▶ [GOAL]
In the entries below, identify every line with the string "DANE" and copy it.

▶ [EXCERPTED RECORDS]
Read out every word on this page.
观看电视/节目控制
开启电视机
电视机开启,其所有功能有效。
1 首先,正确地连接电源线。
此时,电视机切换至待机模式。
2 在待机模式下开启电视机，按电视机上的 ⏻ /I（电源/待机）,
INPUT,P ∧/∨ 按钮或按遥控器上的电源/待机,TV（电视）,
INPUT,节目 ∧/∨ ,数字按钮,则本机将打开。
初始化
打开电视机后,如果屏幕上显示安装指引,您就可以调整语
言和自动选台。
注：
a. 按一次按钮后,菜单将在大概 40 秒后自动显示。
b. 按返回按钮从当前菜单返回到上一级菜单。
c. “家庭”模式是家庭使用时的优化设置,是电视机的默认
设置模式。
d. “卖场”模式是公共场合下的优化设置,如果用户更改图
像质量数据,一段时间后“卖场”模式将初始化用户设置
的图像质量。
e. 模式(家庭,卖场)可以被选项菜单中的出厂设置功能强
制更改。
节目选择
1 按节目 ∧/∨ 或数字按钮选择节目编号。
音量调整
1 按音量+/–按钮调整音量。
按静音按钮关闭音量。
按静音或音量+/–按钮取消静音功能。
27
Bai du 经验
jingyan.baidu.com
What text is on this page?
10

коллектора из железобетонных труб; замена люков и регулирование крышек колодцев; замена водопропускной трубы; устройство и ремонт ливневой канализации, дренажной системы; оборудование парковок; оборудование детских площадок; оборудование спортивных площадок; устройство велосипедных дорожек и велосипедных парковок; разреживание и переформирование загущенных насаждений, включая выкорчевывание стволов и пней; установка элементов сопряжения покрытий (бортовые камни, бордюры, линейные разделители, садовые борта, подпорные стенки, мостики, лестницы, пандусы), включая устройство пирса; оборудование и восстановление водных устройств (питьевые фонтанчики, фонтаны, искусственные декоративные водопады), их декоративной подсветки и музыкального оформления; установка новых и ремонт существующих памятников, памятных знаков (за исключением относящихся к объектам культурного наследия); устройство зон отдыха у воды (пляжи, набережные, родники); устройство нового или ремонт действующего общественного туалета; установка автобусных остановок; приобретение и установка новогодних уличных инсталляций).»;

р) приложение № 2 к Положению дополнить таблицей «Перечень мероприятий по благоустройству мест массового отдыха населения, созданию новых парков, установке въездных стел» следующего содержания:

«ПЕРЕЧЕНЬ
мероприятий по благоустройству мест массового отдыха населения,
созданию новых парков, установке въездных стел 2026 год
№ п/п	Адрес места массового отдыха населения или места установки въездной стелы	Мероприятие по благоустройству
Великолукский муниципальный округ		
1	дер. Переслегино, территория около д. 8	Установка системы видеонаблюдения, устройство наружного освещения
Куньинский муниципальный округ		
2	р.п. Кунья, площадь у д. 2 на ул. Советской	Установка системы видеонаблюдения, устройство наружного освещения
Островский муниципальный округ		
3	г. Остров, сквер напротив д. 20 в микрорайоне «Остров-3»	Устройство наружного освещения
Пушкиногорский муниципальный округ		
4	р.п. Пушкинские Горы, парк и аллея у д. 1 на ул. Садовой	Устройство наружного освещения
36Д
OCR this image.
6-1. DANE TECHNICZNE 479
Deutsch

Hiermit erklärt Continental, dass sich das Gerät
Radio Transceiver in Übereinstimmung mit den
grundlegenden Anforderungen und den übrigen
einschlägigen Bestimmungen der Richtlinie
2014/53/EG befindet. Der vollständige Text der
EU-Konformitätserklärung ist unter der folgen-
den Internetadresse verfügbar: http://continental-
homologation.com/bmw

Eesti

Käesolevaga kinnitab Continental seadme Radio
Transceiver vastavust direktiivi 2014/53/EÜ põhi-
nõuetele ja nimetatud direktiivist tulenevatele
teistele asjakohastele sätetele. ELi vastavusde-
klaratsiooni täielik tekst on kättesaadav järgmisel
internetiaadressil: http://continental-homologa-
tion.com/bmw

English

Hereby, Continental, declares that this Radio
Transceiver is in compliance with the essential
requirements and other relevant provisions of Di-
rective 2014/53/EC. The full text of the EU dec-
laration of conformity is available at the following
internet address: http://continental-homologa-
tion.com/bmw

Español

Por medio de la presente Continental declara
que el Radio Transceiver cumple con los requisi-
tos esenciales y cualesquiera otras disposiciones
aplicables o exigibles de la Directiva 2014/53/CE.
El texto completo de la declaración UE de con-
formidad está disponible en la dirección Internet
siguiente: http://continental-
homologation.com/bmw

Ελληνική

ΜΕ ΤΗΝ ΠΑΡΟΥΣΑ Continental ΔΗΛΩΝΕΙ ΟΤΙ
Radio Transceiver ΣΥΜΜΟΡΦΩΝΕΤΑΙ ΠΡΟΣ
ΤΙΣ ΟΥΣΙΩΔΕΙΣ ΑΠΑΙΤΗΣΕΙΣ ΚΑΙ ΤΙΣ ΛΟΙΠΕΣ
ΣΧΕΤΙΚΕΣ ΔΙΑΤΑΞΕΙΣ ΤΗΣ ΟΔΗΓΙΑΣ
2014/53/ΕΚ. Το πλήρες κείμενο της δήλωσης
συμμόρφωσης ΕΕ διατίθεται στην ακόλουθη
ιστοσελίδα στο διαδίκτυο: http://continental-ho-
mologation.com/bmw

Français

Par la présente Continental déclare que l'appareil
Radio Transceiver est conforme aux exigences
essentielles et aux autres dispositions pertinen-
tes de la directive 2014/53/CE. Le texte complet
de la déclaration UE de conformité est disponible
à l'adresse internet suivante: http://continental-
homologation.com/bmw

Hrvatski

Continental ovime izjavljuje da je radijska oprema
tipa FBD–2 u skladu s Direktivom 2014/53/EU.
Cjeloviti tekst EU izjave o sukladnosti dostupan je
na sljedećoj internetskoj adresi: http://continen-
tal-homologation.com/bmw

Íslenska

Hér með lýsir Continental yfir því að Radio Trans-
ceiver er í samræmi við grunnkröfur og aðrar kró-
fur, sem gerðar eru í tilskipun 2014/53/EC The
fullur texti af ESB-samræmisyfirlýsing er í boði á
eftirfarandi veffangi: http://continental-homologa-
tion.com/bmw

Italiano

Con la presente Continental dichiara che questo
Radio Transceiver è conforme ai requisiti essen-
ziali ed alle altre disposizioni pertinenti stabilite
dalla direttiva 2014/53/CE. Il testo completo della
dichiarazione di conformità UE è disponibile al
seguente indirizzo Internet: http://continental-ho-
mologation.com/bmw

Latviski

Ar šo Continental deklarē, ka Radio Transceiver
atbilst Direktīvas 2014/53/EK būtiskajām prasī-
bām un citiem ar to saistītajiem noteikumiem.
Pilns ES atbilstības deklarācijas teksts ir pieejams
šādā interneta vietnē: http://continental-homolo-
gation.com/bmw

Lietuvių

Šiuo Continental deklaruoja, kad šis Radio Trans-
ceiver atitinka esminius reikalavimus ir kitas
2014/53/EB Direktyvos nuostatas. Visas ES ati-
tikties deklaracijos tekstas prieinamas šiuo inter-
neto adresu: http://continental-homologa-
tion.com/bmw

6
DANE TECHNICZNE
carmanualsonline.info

▶ [SOLUTION TO THIS TASK]
6-1. DANE TECHNICZNE 479
DANE TECHNICZNE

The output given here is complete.